### Page extract
## Begin

# Info request on older LSI spotlight (pics inside)



## Sarratt (Dec 6, 2006)

A neighbour gave me this light but I can't seem to find any info on this particular model.
It's a LSI (Lighting Systems Inc) 
Nite-Tracker II
Model SP 200









The "bulb" is something I've never seen before ... I tried to take a picture but its not very good:






The light is only a 12v (cigarette lighter plug in) with a 6' cord. 

Any info on this light would be appreciated. Is it worth anything ?
I'm currently without a car but I have tested it and seems very bright -- about the same as my 1 mill spot. 

I hope I uploaded the pictures properly.

:thanks:


----------



## Ra (Dec 6, 2006)

I cannot help you with all the details.. But what I know is: The lamp-unit is a so called sealed-beam unit. That means that the reflector and front-window in fact are parts of the lamp itself ! If it burns out you'll have to swap the entire unit.

It is a more expensive lamptype, and the filament is centered exactly at its focus. Being a normal incandensent, it will not give halogen-performance.

## End

### Material shown
## Begin

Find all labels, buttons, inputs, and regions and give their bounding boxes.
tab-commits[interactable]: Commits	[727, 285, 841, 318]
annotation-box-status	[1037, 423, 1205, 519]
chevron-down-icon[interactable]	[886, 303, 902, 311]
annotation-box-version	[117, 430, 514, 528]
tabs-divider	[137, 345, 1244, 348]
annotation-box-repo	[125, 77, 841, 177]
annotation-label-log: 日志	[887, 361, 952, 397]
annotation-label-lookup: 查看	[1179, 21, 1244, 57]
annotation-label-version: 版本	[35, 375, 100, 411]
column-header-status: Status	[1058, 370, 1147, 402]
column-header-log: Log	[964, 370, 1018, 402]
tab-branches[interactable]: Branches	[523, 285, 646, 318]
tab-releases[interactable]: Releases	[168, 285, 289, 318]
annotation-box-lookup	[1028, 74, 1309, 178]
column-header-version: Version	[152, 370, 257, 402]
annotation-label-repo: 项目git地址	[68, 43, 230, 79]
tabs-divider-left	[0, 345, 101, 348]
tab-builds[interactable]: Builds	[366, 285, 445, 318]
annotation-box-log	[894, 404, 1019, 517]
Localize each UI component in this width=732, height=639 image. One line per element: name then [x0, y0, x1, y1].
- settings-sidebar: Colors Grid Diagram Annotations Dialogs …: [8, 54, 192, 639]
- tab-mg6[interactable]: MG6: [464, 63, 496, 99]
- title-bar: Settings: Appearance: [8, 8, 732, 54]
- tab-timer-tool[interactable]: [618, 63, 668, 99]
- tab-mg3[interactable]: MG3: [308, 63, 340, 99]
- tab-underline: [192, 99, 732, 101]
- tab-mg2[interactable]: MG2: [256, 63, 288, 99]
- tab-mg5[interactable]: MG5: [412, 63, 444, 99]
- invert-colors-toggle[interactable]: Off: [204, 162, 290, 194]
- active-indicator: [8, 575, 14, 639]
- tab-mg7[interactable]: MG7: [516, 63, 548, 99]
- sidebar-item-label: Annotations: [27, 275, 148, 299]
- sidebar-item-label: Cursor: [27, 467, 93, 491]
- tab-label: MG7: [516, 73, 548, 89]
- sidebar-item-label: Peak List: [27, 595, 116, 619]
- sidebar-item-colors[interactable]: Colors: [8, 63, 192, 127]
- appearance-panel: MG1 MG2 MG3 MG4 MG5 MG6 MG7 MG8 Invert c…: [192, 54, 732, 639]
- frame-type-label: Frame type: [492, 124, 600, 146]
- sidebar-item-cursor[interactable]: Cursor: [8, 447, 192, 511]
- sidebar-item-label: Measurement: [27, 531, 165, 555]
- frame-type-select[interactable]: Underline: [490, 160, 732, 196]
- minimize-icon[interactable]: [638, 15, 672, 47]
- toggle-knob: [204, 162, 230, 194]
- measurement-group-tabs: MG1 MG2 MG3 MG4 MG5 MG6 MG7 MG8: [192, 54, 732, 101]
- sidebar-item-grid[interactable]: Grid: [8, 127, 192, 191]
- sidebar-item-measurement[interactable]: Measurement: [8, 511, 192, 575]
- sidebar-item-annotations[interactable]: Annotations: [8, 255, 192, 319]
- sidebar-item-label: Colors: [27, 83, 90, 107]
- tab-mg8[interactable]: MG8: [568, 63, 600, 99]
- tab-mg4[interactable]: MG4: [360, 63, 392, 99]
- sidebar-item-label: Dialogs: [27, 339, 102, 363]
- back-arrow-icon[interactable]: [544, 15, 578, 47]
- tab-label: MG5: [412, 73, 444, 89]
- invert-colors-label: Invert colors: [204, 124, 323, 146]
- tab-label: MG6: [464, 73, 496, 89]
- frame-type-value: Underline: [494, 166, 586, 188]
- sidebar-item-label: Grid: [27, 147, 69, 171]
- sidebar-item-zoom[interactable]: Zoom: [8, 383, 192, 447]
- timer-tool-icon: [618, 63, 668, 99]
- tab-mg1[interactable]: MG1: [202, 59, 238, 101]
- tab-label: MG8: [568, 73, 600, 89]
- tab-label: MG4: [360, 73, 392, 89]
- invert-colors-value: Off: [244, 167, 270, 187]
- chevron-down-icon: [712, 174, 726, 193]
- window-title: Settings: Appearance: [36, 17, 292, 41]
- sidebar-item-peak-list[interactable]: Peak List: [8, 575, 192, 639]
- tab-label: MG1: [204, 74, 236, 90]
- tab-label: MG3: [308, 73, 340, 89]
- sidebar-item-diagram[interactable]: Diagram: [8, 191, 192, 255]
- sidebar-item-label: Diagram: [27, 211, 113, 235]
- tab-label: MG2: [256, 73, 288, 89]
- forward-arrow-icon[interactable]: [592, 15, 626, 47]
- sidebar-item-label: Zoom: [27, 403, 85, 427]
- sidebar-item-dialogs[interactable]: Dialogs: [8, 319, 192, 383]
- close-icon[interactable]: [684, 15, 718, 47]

## End

### Exercise set
- a) In the thread about the LSI spotlight, what kind of lamp unit does the light use?
- b) Write what comes next in the thread about the LSI spotlight, picking up after its final post.
The material has no connection to the thread about the LSI spotlight.

### Results in order
- a) A sealed-beam unit.

- b)
Regards,

Ra.


----------



## Brighteyez (Dec 6, 2006)

There have been sealed beam halogen lamp assemblies in use for over a quarter century. Don't know why you would suspect that light to have a "normal" incandescent (whatever that is,) almost all of those spotlights have had halogen sealed beams (before they started using H-series bulbs.)



Ra said:


> Being a normal incandensent, it will not give halogen-performance.
> 
> 
> Regards,
> ...


----------



## Brighteyez (Dec 6, 2006)

It's old. 

LSI is now Koehler-Bright Star, and spotlights are still being made under the NiteTracker branding.



Sarratt said:


> Any info on this light would be appreciated. Is it worth anything ?
> I'm currently without a car but I have tested it and seems very bright -- about the same as my 1 mill spot.


----------



## Ra (Dec 6, 2006)

Brighteyez said:


> There have been sealed beam halogen lamp assemblies in use for over a quarter century. Don't know why you would suspect that light to have a "normal" incandescent (whatever that is,) almost all of those spotlights have had halogen sealed beams (before they started using H-series bulbs.)




Sorry Brighteyes, I don't know who told you about halogen sealed beam lamps..(maybe another way to grab peoples attention, like the highly exaggerated CP-claims!)

Halogen sealed-beams don't exist !!!

A halogen bulb needs to reach high temperatures to start the halogen-cycle, thats when the halogen-molecules bring back the evaporated tungsten to the filament. That also is the main reason that they are very small and have a quartz envelope!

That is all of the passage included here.